Entries shown –
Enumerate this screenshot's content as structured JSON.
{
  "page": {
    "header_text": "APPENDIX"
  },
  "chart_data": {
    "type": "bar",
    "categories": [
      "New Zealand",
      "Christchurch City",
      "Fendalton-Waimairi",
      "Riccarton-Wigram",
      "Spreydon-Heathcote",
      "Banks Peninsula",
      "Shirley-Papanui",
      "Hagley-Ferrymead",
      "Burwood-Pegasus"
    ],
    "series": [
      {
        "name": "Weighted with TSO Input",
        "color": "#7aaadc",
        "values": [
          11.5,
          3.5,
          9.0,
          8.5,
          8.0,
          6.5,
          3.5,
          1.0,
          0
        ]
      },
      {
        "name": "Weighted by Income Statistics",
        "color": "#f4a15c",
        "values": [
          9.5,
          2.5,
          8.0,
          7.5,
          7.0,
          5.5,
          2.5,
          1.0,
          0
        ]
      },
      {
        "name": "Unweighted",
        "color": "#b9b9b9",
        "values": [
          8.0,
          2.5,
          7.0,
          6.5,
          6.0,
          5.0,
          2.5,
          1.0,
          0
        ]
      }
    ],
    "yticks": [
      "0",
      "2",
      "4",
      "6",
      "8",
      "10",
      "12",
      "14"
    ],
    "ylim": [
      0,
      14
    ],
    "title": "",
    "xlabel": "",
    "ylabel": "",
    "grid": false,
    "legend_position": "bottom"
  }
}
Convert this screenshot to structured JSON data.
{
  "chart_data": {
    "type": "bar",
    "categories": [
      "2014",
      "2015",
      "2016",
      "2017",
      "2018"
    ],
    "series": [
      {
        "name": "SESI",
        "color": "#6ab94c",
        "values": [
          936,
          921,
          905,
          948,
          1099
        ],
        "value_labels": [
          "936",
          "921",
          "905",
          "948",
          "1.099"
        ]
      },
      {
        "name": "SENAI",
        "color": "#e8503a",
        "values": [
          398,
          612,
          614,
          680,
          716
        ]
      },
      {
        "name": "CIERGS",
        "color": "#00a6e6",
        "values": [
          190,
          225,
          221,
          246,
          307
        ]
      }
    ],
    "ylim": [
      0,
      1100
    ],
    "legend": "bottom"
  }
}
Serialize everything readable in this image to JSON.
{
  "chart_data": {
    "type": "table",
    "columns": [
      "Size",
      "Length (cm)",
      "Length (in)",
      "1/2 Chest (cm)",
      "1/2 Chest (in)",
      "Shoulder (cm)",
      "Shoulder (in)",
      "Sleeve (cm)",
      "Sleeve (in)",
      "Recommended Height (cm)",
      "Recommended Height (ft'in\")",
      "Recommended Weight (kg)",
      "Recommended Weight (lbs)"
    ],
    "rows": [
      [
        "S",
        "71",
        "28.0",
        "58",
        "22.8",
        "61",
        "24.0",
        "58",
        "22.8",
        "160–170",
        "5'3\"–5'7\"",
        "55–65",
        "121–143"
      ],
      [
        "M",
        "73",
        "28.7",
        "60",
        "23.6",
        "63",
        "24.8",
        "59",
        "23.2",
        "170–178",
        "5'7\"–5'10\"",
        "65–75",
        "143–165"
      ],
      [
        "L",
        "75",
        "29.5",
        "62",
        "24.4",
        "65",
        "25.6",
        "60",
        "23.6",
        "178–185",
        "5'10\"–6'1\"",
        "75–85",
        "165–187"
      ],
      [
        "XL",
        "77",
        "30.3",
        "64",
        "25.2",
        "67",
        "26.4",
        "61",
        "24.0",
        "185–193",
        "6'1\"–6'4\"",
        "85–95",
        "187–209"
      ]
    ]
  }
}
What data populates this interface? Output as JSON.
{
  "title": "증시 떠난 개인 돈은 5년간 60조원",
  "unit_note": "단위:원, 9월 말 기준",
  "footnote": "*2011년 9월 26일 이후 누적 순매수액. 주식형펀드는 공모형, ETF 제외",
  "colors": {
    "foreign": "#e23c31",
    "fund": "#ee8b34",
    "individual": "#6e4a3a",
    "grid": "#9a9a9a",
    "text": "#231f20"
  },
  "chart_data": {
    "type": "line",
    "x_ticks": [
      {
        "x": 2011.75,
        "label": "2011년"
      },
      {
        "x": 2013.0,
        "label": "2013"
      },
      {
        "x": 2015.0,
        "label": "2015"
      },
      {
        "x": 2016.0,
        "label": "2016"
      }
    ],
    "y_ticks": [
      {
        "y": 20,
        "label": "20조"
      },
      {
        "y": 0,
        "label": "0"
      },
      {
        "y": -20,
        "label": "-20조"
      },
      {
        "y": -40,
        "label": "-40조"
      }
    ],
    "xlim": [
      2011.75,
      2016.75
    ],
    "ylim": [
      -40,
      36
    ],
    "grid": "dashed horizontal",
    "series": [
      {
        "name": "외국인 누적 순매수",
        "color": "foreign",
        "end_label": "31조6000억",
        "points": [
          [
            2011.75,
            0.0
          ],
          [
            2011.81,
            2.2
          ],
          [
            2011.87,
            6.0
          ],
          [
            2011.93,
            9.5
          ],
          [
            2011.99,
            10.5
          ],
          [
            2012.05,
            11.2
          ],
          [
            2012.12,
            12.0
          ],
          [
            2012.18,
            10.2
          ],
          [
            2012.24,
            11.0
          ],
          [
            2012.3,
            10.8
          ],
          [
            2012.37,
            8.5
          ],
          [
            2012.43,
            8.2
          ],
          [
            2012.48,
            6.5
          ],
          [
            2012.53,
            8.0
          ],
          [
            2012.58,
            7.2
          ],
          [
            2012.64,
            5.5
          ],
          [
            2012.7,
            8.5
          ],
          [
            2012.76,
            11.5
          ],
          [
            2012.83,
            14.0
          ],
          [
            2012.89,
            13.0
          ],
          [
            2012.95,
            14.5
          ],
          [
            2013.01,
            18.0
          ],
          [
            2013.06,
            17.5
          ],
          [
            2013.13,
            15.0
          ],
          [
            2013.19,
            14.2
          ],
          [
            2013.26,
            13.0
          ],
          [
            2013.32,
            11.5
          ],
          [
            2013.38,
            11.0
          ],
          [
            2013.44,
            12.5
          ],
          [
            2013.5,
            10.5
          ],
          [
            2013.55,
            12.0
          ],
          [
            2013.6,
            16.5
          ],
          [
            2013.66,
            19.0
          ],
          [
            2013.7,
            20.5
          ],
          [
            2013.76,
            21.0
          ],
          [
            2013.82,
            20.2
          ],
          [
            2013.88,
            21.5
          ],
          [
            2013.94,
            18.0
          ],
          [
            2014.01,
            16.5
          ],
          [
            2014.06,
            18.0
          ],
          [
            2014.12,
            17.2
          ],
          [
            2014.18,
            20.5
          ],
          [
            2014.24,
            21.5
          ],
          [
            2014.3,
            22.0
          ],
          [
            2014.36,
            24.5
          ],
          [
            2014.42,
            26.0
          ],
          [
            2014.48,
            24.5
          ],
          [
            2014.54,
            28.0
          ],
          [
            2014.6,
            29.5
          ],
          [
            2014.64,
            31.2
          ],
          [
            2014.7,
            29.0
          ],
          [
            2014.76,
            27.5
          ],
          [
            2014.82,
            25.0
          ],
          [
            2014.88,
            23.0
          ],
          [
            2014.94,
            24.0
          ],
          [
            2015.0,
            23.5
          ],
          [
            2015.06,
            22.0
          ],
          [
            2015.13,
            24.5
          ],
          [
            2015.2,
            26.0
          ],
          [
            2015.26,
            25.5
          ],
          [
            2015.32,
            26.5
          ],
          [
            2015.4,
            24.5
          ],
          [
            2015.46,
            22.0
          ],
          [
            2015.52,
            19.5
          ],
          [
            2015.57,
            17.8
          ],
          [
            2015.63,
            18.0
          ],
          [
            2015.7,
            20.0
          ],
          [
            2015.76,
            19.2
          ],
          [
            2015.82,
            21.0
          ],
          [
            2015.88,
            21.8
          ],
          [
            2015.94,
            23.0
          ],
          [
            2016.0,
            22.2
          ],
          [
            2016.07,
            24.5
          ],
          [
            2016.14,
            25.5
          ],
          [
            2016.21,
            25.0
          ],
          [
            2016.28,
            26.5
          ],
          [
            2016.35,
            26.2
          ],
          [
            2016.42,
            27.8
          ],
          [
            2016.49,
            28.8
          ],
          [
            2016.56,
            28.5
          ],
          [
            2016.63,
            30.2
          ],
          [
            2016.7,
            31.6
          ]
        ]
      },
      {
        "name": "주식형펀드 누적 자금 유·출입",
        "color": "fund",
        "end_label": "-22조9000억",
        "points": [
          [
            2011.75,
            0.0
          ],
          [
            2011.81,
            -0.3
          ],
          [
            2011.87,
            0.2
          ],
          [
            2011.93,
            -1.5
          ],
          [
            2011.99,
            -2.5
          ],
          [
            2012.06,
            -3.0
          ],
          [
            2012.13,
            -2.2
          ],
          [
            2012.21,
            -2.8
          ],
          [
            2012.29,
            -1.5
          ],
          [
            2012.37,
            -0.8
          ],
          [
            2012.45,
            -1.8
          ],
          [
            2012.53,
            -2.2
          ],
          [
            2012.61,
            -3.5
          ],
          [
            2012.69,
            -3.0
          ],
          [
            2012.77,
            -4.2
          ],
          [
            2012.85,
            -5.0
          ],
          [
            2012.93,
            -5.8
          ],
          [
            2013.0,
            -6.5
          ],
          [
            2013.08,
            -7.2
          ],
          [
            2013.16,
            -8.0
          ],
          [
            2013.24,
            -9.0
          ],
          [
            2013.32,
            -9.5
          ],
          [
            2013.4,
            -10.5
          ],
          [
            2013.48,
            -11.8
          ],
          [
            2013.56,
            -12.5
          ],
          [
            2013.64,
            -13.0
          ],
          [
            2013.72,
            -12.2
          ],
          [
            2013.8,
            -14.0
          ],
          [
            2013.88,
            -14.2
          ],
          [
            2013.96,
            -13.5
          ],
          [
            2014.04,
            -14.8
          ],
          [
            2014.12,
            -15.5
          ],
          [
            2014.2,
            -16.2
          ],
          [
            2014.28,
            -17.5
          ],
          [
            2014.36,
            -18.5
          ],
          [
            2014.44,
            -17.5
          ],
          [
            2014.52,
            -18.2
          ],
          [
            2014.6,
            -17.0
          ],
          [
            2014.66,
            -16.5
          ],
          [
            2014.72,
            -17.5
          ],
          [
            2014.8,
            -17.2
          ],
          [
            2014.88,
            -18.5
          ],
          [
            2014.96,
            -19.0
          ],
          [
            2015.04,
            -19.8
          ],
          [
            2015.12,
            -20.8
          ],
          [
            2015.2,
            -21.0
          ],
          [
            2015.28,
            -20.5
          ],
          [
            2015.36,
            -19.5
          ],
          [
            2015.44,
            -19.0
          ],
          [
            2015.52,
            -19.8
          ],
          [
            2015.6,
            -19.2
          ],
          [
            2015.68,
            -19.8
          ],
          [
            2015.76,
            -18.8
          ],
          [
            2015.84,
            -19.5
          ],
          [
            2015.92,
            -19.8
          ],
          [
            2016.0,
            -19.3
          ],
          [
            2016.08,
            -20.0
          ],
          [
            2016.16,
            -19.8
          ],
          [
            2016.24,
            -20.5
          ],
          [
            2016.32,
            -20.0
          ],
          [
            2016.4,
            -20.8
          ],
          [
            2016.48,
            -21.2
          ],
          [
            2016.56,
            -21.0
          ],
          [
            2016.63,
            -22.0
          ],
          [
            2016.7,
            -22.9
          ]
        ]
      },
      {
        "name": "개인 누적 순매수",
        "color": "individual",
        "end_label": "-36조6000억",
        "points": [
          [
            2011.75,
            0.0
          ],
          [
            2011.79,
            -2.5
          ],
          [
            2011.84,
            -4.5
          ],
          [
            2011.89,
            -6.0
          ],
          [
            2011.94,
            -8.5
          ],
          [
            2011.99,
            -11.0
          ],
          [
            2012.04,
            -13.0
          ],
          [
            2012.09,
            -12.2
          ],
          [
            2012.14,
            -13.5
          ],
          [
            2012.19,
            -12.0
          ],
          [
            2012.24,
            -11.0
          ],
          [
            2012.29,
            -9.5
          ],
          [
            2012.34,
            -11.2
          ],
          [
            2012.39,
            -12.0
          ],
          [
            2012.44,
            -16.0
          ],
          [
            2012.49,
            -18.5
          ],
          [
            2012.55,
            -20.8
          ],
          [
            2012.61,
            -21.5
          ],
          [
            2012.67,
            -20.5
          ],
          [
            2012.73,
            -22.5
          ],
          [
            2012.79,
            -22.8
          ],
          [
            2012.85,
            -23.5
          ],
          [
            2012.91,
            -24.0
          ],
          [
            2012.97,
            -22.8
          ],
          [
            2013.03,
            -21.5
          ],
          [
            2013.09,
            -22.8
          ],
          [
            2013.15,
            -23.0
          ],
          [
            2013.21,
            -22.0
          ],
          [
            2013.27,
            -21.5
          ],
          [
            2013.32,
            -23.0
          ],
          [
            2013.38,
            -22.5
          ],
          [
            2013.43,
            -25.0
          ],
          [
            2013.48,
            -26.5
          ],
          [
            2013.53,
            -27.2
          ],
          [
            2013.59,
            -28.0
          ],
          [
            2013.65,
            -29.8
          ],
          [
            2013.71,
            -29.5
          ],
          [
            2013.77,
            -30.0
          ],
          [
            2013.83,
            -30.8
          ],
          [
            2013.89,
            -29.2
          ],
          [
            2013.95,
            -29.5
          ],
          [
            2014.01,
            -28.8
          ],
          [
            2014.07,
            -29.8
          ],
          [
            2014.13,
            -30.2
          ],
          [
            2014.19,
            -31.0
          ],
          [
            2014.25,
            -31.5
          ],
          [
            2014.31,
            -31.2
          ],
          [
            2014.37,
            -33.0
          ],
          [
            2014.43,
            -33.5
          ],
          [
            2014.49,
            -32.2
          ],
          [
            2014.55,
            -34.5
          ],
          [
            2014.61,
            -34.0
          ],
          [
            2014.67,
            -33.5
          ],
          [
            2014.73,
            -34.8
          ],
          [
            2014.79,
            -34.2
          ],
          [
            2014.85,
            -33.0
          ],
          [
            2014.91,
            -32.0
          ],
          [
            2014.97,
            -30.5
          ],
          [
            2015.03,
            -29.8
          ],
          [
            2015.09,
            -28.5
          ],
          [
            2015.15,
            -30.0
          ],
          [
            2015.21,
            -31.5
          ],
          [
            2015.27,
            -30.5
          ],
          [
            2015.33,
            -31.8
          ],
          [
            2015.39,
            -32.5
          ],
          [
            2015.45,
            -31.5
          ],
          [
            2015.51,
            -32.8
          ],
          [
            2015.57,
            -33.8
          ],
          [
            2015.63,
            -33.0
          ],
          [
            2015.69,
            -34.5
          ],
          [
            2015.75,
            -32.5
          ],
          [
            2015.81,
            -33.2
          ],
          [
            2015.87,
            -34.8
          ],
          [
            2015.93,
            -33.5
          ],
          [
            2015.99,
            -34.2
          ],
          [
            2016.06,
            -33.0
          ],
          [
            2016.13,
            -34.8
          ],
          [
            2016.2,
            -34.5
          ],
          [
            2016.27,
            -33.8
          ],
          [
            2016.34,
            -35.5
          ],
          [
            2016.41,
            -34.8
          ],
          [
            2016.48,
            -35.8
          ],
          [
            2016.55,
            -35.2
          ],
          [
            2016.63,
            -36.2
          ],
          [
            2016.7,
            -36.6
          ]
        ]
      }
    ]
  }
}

Task brief – Show all lines from the listing above in which "individual" appears.

Exercise answer –
    "individual": "#6e4a3a",
        "color": "individual",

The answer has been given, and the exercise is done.